- _What you are asked to do_
Reproduce all the entries exactly.

- _Task inputs_
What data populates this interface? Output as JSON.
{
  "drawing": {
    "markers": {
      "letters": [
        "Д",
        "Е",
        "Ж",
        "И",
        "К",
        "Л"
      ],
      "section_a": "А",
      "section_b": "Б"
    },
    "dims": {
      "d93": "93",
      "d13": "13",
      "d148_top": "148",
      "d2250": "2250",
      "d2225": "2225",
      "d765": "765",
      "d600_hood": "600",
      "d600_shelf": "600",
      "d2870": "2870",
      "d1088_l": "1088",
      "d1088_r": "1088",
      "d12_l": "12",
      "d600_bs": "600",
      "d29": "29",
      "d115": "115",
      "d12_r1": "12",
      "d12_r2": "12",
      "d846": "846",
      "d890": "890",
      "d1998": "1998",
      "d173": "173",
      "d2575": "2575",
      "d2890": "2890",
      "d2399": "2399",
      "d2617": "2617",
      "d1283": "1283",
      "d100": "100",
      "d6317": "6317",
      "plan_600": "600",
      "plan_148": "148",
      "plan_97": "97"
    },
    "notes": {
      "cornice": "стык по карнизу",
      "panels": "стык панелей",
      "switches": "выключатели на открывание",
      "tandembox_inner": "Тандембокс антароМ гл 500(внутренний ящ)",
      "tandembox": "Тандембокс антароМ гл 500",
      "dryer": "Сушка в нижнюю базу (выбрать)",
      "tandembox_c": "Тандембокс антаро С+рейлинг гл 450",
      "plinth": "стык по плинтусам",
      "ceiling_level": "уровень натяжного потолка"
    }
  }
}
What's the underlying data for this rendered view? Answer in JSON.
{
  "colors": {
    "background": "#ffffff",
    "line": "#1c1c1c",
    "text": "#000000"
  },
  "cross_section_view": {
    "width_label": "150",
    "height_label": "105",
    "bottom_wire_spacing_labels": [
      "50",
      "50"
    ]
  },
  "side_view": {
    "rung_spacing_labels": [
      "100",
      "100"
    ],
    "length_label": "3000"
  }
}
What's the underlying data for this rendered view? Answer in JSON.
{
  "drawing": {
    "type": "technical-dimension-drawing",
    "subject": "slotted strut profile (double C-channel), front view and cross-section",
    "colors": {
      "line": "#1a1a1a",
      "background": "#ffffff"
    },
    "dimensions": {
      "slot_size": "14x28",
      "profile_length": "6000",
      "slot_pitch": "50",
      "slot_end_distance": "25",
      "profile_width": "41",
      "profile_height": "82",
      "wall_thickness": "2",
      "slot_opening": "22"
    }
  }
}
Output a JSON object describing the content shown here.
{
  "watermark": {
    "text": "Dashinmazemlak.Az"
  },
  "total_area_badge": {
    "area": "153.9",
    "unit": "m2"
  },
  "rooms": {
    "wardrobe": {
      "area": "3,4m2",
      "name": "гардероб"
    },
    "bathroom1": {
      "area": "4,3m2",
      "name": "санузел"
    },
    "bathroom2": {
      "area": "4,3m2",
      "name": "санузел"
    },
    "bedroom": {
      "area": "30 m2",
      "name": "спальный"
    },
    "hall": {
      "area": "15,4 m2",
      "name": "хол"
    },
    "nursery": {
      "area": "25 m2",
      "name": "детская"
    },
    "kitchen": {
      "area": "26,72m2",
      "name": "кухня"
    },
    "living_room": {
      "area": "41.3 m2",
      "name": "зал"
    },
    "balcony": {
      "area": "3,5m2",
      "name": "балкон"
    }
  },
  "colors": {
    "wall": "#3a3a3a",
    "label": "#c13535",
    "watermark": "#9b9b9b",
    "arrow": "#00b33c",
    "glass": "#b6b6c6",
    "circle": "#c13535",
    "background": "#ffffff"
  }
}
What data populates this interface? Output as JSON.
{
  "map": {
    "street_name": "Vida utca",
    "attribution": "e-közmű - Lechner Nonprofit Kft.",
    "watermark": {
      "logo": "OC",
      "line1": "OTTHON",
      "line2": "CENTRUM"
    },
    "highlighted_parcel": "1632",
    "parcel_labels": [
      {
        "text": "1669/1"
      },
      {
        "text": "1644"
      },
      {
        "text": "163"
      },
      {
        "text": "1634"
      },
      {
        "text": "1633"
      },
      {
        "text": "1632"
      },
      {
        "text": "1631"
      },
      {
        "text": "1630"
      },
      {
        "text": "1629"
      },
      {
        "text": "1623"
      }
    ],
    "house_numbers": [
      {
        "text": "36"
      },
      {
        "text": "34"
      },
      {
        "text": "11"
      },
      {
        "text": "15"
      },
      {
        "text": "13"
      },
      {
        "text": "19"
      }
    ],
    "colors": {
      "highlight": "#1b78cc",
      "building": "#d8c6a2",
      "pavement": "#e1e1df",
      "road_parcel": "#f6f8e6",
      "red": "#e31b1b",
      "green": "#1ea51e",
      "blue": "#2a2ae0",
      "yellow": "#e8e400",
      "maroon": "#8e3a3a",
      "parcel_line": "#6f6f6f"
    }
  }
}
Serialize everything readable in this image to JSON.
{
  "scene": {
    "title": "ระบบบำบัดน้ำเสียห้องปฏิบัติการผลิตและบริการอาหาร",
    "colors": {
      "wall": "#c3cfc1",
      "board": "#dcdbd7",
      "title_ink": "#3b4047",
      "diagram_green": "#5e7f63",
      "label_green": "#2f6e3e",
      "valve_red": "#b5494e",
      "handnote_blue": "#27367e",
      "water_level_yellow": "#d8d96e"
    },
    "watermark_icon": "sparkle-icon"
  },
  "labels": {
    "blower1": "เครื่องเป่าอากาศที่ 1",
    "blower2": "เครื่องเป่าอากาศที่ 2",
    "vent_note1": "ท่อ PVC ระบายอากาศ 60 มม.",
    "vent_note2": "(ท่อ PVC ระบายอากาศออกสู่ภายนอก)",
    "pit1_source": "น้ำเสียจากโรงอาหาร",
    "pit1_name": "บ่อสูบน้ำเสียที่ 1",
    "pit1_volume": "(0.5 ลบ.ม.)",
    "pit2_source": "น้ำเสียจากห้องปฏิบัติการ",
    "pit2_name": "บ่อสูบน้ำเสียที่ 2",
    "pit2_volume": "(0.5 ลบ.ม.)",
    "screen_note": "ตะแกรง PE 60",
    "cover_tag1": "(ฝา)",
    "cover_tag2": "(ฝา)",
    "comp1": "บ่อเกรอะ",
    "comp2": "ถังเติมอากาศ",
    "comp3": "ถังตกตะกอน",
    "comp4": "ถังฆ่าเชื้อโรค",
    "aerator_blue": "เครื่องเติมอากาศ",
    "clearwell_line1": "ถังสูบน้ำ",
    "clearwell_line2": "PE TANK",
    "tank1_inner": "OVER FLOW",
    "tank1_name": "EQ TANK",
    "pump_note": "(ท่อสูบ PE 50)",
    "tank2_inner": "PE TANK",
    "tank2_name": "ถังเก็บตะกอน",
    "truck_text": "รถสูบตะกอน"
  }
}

- _Final answer_
What data populates this interface? Output as JSON.
{
  "drawing": {
    "markers": {
      "letters": [
        "Д",
        "Е",
        "Ж",
        "И",
        "К",
        "Л"
      ],
      "section_a": "А",
      "section_b": "Б"
    },
    "dims": {
      "d93": "93",
      "d13": "13",
      "d148_top": "148",
      "d2250": "2250",
      "d2225": "2225",
      "d765": "765",
      "d600_hood": "600",
      "d600_shelf": "600",
      "d2870": "2870",
      "d1088_l": "1088",
      "d1088_r": "1088",
      "d12_l": "12",
      "d600_bs": "600",
      "d29": "29",
      "d115": "115",
      "d12_r1": "12",
      "d12_r2": "12",
      "d846": "846",
      "d890": "890",
      "d1998": "1998",
      "d173": "173",
      "d2575": "2575",
      "d2890": "2890",
      "d2399": "2399",
      "d2617": "2617",
      "d1283": "1283",
      "d100": "100",
      "d6317": "6317",
      "plan_600": "600",
      "plan_148": "148",
      "plan_97": "97"
    },
    "notes": {
      "cornice": "стык по карнизу",
      "panels": "стык панелей",
      "switches": "выключатели на открывание",
      "tandembox_inner": "Тандембокс антароМ гл 500(внутренний ящ)",
      "tandembox": "Тандембокс антароМ гл 500",
      "dryer": "Сушка в нижнюю базу (выбрать)",
      "tandembox_c": "Тандембокс антаро С+рейлинг гл 450",
      "plinth": "стык по плинтусам",
      "ceiling_level": "уровень натяжного потолка"
    }
  }
}
What's the underlying data for this rendered view? Answer in JSON.
{
  "colors": {
    "background": "#ffffff",
    "line": "#1c1c1c",
    "text": "#000000"
  },
  "cross_section_view": {
    "width_label": "150",
    "height_label": "105",
    "bottom_wire_spacing_labels": [
      "50",
      "50"
    ]
  },
  "side_view": {
    "rung_spacing_labels": [
      "100",
      "100"
    ],
    "length_label": "3000"
  }
}
What's the underlying data for this rendered view? Answer in JSON.
{
  "drawing": {
    "type": "technical-dimension-drawing",
    "subject": "slotted strut profile (double C-channel), front view and cross-section",
    "colors": {
      "line": "#1a1a1a",
      "background": "#ffffff"
    },
    "dimensions": {
      "slot_size": "14x28",
      "profile_length": "6000",
      "slot_pitch": "50",
      "slot_end_distance": "25",
      "profile_width": "41",
      "profile_height": "82",
      "wall_thickness": "2",
      "slot_opening": "22"
    }
  }
}
Output a JSON object describing the content shown here.
{
  "watermark": {
    "text": "Dashinmazemlak.Az"
  },
  "total_area_badge": {
    "area": "153.9",
    "unit": "m2"
  },
  "rooms": {
    "wardrobe": {
      "area": "3,4m2",
      "name": "гардероб"
    },
    "bathroom1": {
      "area": "4,3m2",
      "name": "санузел"
    },
    "bathroom2": {
      "area": "4,3m2",
      "name": "санузел"
    },
    "bedroom": {
      "area": "30 m2",
      "name": "спальный"
    },
    "hall": {
      "area": "15,4 m2",
      "name": "хол"
    },
    "nursery": {
      "area": "25 m2",
      "name": "детская"
    },
    "kitchen": {
      "area": "26,72m2",
      "name": "кухня"
    },
    "living_room": {
      "area": "41.3 m2",
      "name": "зал"
    },
    "balcony": {
      "area": "3,5m2",
      "name": "балкон"
    }
  },
  "colors": {
    "wall": "#3a3a3a",
    "label": "#c13535",
    "watermark": "#9b9b9b",
    "arrow": "#00b33c",
    "glass": "#b6b6c6",
    "circle": "#c13535",
    "background": "#ffffff"
  }
}
What data populates this interface? Output as JSON.
{
  "map": {
    "street_name": "Vida utca",
    "attribution": "e-közmű - Lechner Nonprofit Kft.",
    "watermark": {
      "logo": "OC",
      "line1": "OTTHON",
      "line2": "CENTRUM"
    },
    "highlighted_parcel": "1632",
    "parcel_labels": [
      {
        "text": "1669/1"
      },
      {
        "text": "1644"
      },
      {
        "text": "163"
      },
      {
        "text": "1634"
      },
      {
        "text": "1633"
      },
      {
        "text": "1632"
      },
      {
        "text": "1631"
      },
      {
        "text": "1630"
      },
      {
        "text": "1629"
      },
      {
        "text": "1623"
      }
    ],
    "house_numbers": [
      {
        "text": "36"
      },
      {
        "text": "34"
      },
      {
        "text": "11"
      },
      {
        "text": "15"
      },
      {
        "text": "13"
      },
      {
        "text": "19"
      }
    ],
    "colors": {
      "highlight": "#1b78cc",
      "building": "#d8c6a2",
      "pavement": "#e1e1df",
      "road_parcel": "#f6f8e6",
      "red": "#e31b1b",
      "green": "#1ea51e",
      "blue": "#2a2ae0",
      "yellow": "#e8e400",
      "maroon": "#8e3a3a",
      "parcel_line": "#6f6f6f"
    }
  }
}
Serialize everything readable in this image to JSON.
{
  "scene": {
    "title": "ระบบบำบัดน้ำเสียห้องปฏิบัติการผลิตและบริการอาหาร",
    "colors": {
      "wall": "#c3cfc1",
      "board": "#dcdbd7",
      "title_ink": "#3b4047",
      "diagram_green": "#5e7f63",
      "label_green": "#2f6e3e",
      "valve_red": "#b5494e",
      "handnote_blue": "#27367e",
      "water_level_yellow": "#d8d96e"
    },
    "watermark_icon": "sparkle-icon"
  },
  "labels": {
    "blower1": "เครื่องเป่าอากาศที่ 1",
    "blower2": "เครื่องเป่าอากาศที่ 2",
    "vent_note1": "ท่อ PVC ระบายอากาศ 60 มม.",
    "vent_note2": "(ท่อ PVC ระบายอากาศออกสู่ภายนอก)",
    "pit1_source": "น้ำเสียจากโรงอาหาร",
    "pit1_name": "บ่อสูบน้ำเสียที่ 1",
    "pit1_volume": "(0.5 ลบ.ม.)",
    "pit2_source": "น้ำเสียจากห้องปฏิบัติการ",
    "pit2_name": "บ่อสูบน้ำเสียที่ 2",
    "pit2_volume": "(0.5 ลบ.ม.)",
    "screen_note": "ตะแกรง PE 60",
    "cover_tag1": "(ฝา)",
    "cover_tag2": "(ฝา)",
    "comp1": "บ่อเกรอะ",
    "comp2": "ถังเติมอากาศ",
    "comp3": "ถังตกตะกอน",
    "comp4": "ถังฆ่าเชื้อโรค",
    "aerator_blue": "เครื่องเติมอากาศ",
    "clearwell_line1": "ถังสูบน้ำ",
    "clearwell_line2": "PE TANK",
    "tank1_inner": "OVER FLOW",
    "tank1_name": "EQ TANK",
    "pump_note": "(ท่อสูบ PE 50)",
    "tank2_inner": "PE TANK",
    "tank2_name": "ถังเก็บตะกอน",
    "truck_text": "รถสูบตะกอน"
  }
}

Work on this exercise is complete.